— Start EXTRACTED DATA —
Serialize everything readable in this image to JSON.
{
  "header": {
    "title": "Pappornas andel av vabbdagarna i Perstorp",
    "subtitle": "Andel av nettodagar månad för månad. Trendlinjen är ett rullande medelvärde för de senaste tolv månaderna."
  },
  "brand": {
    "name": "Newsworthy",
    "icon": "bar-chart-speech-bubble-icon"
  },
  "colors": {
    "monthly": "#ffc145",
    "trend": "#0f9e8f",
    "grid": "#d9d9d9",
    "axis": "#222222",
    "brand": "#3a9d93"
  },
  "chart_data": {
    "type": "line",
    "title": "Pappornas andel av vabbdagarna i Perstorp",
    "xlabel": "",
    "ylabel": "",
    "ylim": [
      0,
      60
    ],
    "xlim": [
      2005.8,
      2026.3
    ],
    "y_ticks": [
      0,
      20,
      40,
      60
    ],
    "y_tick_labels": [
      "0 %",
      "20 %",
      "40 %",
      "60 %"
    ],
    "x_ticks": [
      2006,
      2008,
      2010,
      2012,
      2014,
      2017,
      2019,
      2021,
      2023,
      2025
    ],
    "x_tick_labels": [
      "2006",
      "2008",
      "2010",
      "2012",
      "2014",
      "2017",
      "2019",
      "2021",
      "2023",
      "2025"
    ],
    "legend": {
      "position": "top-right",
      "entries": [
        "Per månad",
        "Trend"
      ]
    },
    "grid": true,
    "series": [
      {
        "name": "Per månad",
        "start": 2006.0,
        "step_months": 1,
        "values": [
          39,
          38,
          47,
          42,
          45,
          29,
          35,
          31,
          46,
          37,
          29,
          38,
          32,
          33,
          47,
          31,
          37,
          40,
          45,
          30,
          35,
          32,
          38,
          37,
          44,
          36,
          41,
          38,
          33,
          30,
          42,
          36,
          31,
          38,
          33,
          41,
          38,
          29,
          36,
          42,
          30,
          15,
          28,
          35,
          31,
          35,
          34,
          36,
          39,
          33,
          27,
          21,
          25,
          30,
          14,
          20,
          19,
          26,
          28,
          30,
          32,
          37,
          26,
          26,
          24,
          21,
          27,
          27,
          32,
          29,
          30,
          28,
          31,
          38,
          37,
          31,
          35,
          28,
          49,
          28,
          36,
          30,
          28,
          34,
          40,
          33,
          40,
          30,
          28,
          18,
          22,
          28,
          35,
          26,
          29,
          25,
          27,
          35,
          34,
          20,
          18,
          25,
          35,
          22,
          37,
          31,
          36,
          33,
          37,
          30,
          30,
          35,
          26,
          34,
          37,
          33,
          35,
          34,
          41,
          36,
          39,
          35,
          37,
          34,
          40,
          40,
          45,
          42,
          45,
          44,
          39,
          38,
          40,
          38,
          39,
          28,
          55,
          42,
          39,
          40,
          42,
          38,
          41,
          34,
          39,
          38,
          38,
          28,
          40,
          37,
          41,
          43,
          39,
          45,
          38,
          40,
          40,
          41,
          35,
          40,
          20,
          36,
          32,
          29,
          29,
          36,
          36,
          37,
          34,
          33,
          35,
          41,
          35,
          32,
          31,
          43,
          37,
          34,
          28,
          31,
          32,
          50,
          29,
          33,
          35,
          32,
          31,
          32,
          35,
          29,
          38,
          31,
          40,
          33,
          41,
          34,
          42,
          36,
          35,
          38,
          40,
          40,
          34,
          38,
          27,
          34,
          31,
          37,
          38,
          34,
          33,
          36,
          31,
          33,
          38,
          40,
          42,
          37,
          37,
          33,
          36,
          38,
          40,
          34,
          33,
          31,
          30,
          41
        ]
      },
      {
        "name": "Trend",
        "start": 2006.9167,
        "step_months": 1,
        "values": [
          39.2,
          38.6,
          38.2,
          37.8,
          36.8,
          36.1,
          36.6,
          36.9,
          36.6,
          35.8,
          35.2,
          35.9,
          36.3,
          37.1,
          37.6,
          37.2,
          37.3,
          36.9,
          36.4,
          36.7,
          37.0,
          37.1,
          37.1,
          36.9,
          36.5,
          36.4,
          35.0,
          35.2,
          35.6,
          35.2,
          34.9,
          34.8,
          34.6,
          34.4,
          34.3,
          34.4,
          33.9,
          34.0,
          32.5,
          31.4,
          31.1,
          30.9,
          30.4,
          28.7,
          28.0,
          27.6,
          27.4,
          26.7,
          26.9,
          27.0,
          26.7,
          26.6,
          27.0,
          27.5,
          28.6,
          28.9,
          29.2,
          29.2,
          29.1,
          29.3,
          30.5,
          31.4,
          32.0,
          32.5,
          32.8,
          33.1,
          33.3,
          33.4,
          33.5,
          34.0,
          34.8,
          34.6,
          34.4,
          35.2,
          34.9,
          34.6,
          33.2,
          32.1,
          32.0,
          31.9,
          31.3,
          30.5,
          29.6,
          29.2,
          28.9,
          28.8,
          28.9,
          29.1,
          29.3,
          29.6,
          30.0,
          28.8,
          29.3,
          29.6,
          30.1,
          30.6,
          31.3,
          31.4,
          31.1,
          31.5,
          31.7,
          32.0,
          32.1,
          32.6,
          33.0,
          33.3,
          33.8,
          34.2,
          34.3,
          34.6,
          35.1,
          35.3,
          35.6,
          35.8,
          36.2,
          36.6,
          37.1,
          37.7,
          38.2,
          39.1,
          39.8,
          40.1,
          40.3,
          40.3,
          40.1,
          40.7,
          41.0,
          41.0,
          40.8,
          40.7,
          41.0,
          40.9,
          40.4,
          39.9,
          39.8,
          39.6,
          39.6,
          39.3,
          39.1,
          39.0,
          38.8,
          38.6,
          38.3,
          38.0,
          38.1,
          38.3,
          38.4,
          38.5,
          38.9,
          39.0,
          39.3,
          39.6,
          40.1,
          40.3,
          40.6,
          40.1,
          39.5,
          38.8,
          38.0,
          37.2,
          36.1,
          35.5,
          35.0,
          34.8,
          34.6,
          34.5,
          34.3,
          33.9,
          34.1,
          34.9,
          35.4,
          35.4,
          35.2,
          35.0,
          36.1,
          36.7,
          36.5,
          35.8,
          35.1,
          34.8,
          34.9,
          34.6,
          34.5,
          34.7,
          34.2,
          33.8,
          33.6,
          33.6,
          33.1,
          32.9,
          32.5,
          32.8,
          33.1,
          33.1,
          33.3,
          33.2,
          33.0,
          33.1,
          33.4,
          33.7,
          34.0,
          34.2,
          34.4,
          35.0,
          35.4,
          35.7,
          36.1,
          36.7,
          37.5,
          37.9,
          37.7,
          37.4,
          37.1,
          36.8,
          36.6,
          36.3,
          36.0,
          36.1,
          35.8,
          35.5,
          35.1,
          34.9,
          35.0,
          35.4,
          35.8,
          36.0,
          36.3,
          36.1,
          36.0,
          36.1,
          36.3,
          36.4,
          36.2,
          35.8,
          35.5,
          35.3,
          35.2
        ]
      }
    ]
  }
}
— End EXTRACTED DATA —
Reproduce every line above without error.

Serialize everything readable in this image to JSON.
{
  "header": {
    "title": "Pappornas andel av vabbdagarna i Perstorp",
    "subtitle": "Andel av nettodagar månad för månad. Trendlinjen är ett rullande medelvärde för de senaste tolv månaderna."
  },
  "brand": {
    "name": "Newsworthy",
    "icon": "bar-chart-speech-bubble-icon"
  },
  "colors": {
    "monthly": "#ffc145",
    "trend": "#0f9e8f",
    "grid": "#d9d9d9",
    "axis": "#222222",
    "brand": "#3a9d93"
  },
  "chart_data": {
    "type": "line",
    "title": "Pappornas andel av vabbdagarna i Perstorp",
    "xlabel": "",
    "ylabel": "",
    "ylim": [
      0,
      60
    ],
    "xlim": [
      2005.8,
      2026.3
    ],
    "y_ticks": [
      0,
      20,
      40,
      60
    ],
    "y_tick_labels": [
      "0 %",
      "20 %",
      "40 %",
      "60 %"
    ],
    "x_ticks": [
      2006,
      2008,
      2010,
      2012,
      2014,
      2017,
      2019,
      2021,
      2023,
      2025
    ],
    "x_tick_labels": [
      "2006",
      "2008",
      "2010",
      "2012",
      "2014",
      "2017",
      "2019",
      "2021",
      "2023",
      "2025"
    ],
    "legend": {
      "position": "top-right",
      "entries": [
        "Per månad",
        "Trend"
      ]
    },
    "grid": true,
    "series": [
      {
        "name": "Per månad",
        "start": 2006.0,
        "step_months": 1,
        "values": [
          39,
          38,
          47,
          42,
          45,
          29,
          35,
          31,
          46,
          37,
          29,
          38,
          32,
          33,
          47,
          31,
          37,
          40,
          45,
          30,
          35,
          32,
          38,
          37,
          44,
          36,
          41,
          38,
          33,
          30,
          42,
          36,
          31,
          38,
          33,
          41,
          38,
          29,
          36,
          42,
          30,
          15,
          28,
          35,
          31,
          35,
          34,
          36,
          39,
          33,
          27,
          21,
          25,
          30,
          14,
          20,
          19,
          26,
          28,
          30,
          32,
          37,
          26,
          26,
          24,
          21,
          27,
          27,
          32,
          29,
          30,
          28,
          31,
          38,
          37,
          31,
          35,
          28,
          49,
          28,
          36,
          30,
          28,
          34,
          40,
          33,
          40,
          30,
          28,
          18,
          22,
          28,
          35,
          26,
          29,
          25,
          27,
          35,
          34,
          20,
          18,
          25,
          35,
          22,
          37,
          31,
          36,
          33,
          37,
          30,
          30,
          35,
          26,
          34,
          37,
          33,
          35,
          34,
          41,
          36,
          39,
          35,
          37,
          34,
          40,
          40,
          45,
          42,
          45,
          44,
          39,
          38,
          40,
          38,
          39,
          28,
          55,
          42,
          39,
          40,
          42,
          38,
          41,
          34,
          39,
          38,
          38,
          28,
          40,
          37,
          41,
          43,
          39,
          45,
          38,
          40,
          40,
          41,
          35,
          40,
          20,
          36,
          32,
          29,
          29,
          36,
          36,
          37,
          34,
          33,
          35,
          41,
          35,
          32,
          31,
          43,
          37,
          34,
          28,
          31,
          32,
          50,
          29,
          33,
          35,
          32,
          31,
          32,
          35,
          29,
          38,
          31,
          40,
          33,
          41,
          34,
          42,
          36,
          35,
          38,
          40,
          40,
          34,
          38,
          27,
          34,
          31,
          37,
          38,
          34,
          33,
          36,
          31,
          33,
          38,
          40,
          42,
          37,
          37,
          33,
          36,
          38,
          40,
          34,
          33,
          31,
          30,
          41
        ]
      },
      {
        "name": "Trend",
        "start": 2006.9167,
        "step_months": 1,
        "values": [
          39.2,
          38.6,
          38.2,
          37.8,
          36.8,
          36.1,
          36.6,
          36.9,
          36.6,
          35.8,
          35.2,
          35.9,
          36.3,
          37.1,
          37.6,
          37.2,
          37.3,
          36.9,
          36.4,
          36.7,
          37.0,
          37.1,
          37.1,
          36.9,
          36.5,
          36.4,
          35.0,
          35.2,
          35.6,
          35.2,
          34.9,
          34.8,
          34.6,
          34.4,
          34.3,
          34.4,
          33.9,
          34.0,
          32.5,
          31.4,
          31.1,
          30.9,
          30.4,
          28.7,
          28.0,
          27.6,
          27.4,
          26.7,
          26.9,
          27.0,
          26.7,
          26.6,
          27.0,
          27.5,
          28.6,
          28.9,
          29.2,
          29.2,
          29.1,
          29.3,
          30.5,
          31.4,
          32.0,
          32.5,
          32.8,
          33.1,
          33.3,
          33.4,
          33.5,
          34.0,
          34.8,
          34.6,
          34.4,
          35.2,
          34.9,
          34.6,
          33.2,
          32.1,
          32.0,
          31.9,
          31.3,
          30.5,
          29.6,
          29.2,
          28.9,
          28.8,
          28.9,
          29.1,
          29.3,
          29.6,
          30.0,
          28.8,
          29.3,
          29.6,
          30.1,
          30.6,
          31.3,
          31.4,
          31.1,
          31.5,
          31.7,
          32.0,
          32.1,
          32.6,
          33.0,
          33.3,
          33.8,
          34.2,
          34.3,
          34.6,
          35.1,
          35.3,
          35.6,
          35.8,
          36.2,
          36.6,
          37.1,
          37.7,
          38.2,
          39.1,
          39.8,
          40.1,
          40.3,
          40.3,
          40.1,
          40.7,
          41.0,
          41.0,
          40.8,
          40.7,
          41.0,
          40.9,
          40.4,
          39.9,
          39.8,
          39.6,
          39.6,
          39.3,
          39.1,
          39.0,
          38.8,
          38.6,
          38.3,
          38.0,
          38.1,
          38.3,
          38.4,
          38.5,
          38.9,
          39.0,
          39.3,
          39.6,
          40.1,
          40.3,
          40.6,
          40.1,
          39.5,
          38.8,
          38.0,
          37.2,
          36.1,
          35.5,
          35.0,
          34.8,
          34.6,
          34.5,
          34.3,
          33.9,
          34.1,
          34.9,
          35.4,
          35.4,
          35.2,
          35.0,
          36.1,
          36.7,
          36.5,
          35.8,
          35.1,
          34.8,
          34.9,
          34.6,
          34.5,
          34.7,
          34.2,
          33.8,
          33.6,
          33.6,
          33.1,
          32.9,
          32.5,
          32.8,
          33.1,
          33.1,
          33.3,
          33.2,
          33.0,
          33.1,
          33.4,
          33.7,
          34.0,
          34.2,
          34.4,
          35.0,
          35.4,
          35.7,
          36.1,
          36.7,
          37.5,
          37.9,
          37.7,
          37.4,
          37.1,
          36.8,
          36.6,
          36.3,
          36.0,
          36.1,
          35.8,
          35.5,
          35.1,
          34.9,
          35.0,
          35.4,
          35.8,
          36.0,
          36.3,
          36.1,
          36.0,
          36.1,
          36.3,
          36.4,
          36.2,
          35.8,
          35.5,
          35.3,
          35.2
        ]
      }
    ]
  }
}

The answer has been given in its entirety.